Extracted records
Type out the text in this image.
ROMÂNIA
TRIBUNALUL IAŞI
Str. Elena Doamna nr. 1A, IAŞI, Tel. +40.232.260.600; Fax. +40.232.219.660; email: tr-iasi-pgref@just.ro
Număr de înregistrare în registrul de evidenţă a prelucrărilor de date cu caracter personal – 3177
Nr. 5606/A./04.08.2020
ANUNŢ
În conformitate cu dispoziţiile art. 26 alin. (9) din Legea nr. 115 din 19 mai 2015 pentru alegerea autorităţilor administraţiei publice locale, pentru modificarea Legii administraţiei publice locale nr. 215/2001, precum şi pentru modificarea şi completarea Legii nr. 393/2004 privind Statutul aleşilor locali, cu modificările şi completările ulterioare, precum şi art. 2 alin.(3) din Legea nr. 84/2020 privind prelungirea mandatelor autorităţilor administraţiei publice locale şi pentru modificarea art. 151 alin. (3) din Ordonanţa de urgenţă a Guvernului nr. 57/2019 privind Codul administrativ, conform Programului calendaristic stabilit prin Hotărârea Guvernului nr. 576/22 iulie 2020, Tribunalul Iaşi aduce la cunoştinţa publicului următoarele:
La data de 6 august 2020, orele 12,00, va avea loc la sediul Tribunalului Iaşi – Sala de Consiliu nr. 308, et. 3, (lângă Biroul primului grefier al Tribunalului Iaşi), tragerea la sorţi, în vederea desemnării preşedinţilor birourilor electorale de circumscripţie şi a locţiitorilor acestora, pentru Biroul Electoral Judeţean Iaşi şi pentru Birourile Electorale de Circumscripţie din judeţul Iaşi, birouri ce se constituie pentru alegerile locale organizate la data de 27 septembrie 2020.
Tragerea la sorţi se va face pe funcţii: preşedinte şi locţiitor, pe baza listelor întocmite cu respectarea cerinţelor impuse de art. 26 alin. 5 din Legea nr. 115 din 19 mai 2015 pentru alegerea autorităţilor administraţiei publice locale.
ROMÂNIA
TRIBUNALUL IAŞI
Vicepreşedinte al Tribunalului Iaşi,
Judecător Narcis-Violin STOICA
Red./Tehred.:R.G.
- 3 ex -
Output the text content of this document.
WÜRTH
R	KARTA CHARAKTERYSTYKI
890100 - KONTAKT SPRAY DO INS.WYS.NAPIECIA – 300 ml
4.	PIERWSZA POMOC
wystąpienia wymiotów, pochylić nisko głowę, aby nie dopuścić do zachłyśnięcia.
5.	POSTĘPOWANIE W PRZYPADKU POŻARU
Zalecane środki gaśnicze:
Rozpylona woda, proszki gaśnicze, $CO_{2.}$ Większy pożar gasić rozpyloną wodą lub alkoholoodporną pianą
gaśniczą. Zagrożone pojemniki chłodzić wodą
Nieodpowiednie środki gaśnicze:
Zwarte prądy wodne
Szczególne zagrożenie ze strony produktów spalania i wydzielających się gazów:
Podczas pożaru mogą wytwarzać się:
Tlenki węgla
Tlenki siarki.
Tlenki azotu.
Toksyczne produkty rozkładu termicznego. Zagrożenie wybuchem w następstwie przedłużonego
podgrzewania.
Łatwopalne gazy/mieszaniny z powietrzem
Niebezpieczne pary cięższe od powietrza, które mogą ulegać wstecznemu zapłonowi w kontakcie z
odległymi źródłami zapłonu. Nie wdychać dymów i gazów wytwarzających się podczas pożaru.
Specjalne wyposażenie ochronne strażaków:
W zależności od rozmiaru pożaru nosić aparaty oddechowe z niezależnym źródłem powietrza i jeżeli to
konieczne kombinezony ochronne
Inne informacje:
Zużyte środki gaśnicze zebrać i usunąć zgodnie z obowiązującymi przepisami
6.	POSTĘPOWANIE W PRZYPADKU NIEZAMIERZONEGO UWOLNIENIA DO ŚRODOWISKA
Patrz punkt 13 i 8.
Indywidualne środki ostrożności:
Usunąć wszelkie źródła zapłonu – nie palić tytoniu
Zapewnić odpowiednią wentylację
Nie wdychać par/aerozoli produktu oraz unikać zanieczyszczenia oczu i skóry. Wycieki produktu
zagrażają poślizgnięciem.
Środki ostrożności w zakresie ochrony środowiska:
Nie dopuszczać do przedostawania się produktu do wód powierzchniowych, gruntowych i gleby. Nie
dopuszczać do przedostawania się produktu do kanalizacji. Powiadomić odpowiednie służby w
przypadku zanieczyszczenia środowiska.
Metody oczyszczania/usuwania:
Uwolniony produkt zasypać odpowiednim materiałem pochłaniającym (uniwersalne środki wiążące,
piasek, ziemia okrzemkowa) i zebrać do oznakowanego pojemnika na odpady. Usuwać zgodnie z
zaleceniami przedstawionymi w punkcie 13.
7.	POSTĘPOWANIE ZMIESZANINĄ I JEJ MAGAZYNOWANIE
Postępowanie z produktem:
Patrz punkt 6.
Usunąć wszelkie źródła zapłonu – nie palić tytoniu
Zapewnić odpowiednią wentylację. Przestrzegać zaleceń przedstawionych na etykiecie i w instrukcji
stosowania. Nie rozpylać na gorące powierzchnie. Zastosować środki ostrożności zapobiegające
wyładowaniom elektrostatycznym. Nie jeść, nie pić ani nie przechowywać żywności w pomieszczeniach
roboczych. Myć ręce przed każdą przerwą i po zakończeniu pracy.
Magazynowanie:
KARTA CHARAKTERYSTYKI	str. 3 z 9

- _TASK PROMPT_:
Return every record above exactly as it appears.

- _FULL ANSWER_:
Type out the text in this image.
ROMÂNIA
TRIBUNALUL IAŞI
Str. Elena Doamna nr. 1A, IAŞI, Tel. +40.232.260.600; Fax. +40.232.219.660; email: tr-iasi-pgref@just.ro
Număr de înregistrare în registrul de evidenţă a prelucrărilor de date cu caracter personal – 3177
Nr. 5606/A./04.08.2020
ANUNŢ
În conformitate cu dispoziţiile art. 26 alin. (9) din Legea nr. 115 din 19 mai 2015 pentru alegerea autorităţilor administraţiei publice locale, pentru modificarea Legii administraţiei publice locale nr. 215/2001, precum şi pentru modificarea şi completarea Legii nr. 393/2004 privind Statutul aleşilor locali, cu modificările şi completările ulterioare, precum şi art. 2 alin.(3) din Legea nr. 84/2020 privind prelungirea mandatelor autorităţilor administraţiei publice locale şi pentru modificarea art. 151 alin. (3) din Ordonanţa de urgenţă a Guvernului nr. 57/2019 privind Codul administrativ, conform Programului calendaristic stabilit prin Hotărârea Guvernului nr. 576/22 iulie 2020, Tribunalul Iaşi aduce la cunoştinţa publicului următoarele:
La data de 6 august 2020, orele 12,00, va avea loc la sediul Tribunalului Iaşi – Sala de Consiliu nr. 308, et. 3, (lângă Biroul primului grefier al Tribunalului Iaşi), tragerea la sorţi, în vederea desemnării preşedinţilor birourilor electorale de circumscripţie şi a locţiitorilor acestora, pentru Biroul Electoral Judeţean Iaşi şi pentru Birourile Electorale de Circumscripţie din judeţul Iaşi, birouri ce se constituie pentru alegerile locale organizate la data de 27 septembrie 2020.
Tragerea la sorţi se va face pe funcţii: preşedinte şi locţiitor, pe baza listelor întocmite cu respectarea cerinţelor impuse de art. 26 alin. 5 din Legea nr. 115 din 19 mai 2015 pentru alegerea autorităţilor administraţiei publice locale.
ROMÂNIA
TRIBUNALUL IAŞI
Vicepreşedinte al Tribunalului Iaşi,
Judecător Narcis-Violin STOICA
Red./Tehred.:R.G.
- 3 ex -
Output the text content of this document.
WÜRTH
R	KARTA CHARAKTERYSTYKI
890100 - KONTAKT SPRAY DO INS.WYS.NAPIECIA – 300 ml
4.	PIERWSZA POMOC
wystąpienia wymiotów, pochylić nisko głowę, aby nie dopuścić do zachłyśnięcia.
5.	POSTĘPOWANIE W PRZYPADKU POŻARU
Zalecane środki gaśnicze:
Rozpylona woda, proszki gaśnicze, $CO_{2.}$ Większy pożar gasić rozpyloną wodą lub alkoholoodporną pianą
gaśniczą. Zagrożone pojemniki chłodzić wodą
Nieodpowiednie środki gaśnicze:
Zwarte prądy wodne
Szczególne zagrożenie ze strony produktów spalania i wydzielających się gazów:
Podczas pożaru mogą wytwarzać się:
Tlenki węgla
Tlenki siarki.
Tlenki azotu.
Toksyczne produkty rozkładu termicznego. Zagrożenie wybuchem w następstwie przedłużonego
podgrzewania.
Łatwopalne gazy/mieszaniny z powietrzem
Niebezpieczne pary cięższe od powietrza, które mogą ulegać wstecznemu zapłonowi w kontakcie z
odległymi źródłami zapłonu. Nie wdychać dymów i gazów wytwarzających się podczas pożaru.
Specjalne wyposażenie ochronne strażaków:
W zależności od rozmiaru pożaru nosić aparaty oddechowe z niezależnym źródłem powietrza i jeżeli to
konieczne kombinezony ochronne
Inne informacje:
Zużyte środki gaśnicze zebrać i usunąć zgodnie z obowiązującymi przepisami
6.	POSTĘPOWANIE W PRZYPADKU NIEZAMIERZONEGO UWOLNIENIA DO ŚRODOWISKA
Patrz punkt 13 i 8.
Indywidualne środki ostrożności:
Usunąć wszelkie źródła zapłonu – nie palić tytoniu
Zapewnić odpowiednią wentylację
Nie wdychać par/aerozoli produktu oraz unikać zanieczyszczenia oczu i skóry. Wycieki produktu
zagrażają poślizgnięciem.
Środki ostrożności w zakresie ochrony środowiska:
Nie dopuszczać do przedostawania się produktu do wód powierzchniowych, gruntowych i gleby. Nie
dopuszczać do przedostawania się produktu do kanalizacji. Powiadomić odpowiednie służby w
przypadku zanieczyszczenia środowiska.
Metody oczyszczania/usuwania:
Uwolniony produkt zasypać odpowiednim materiałem pochłaniającym (uniwersalne środki wiążące,
piasek, ziemia okrzemkowa) i zebrać do oznakowanego pojemnika na odpady. Usuwać zgodnie z
zaleceniami przedstawionymi w punkcie 13.
7.	POSTĘPOWANIE ZMIESZANINĄ I JEJ MAGAZYNOWANIE
Postępowanie z produktem:
Patrz punkt 6.
Usunąć wszelkie źródła zapłonu – nie palić tytoniu
Zapewnić odpowiednią wentylację. Przestrzegać zaleceń przedstawionych na etykiecie i w instrukcji
stosowania. Nie rozpylać na gorące powierzchnie. Zastosować środki ostrożności zapobiegające
wyładowaniom elektrostatycznym. Nie jeść, nie pić ani nie przechowywać żywności w pomieszczeniach
roboczych. Myć ręce przed każdą przerwą i po zakończeniu pracy.
Magazynowanie:
KARTA CHARAKTERYSTYKI	str. 3 z 9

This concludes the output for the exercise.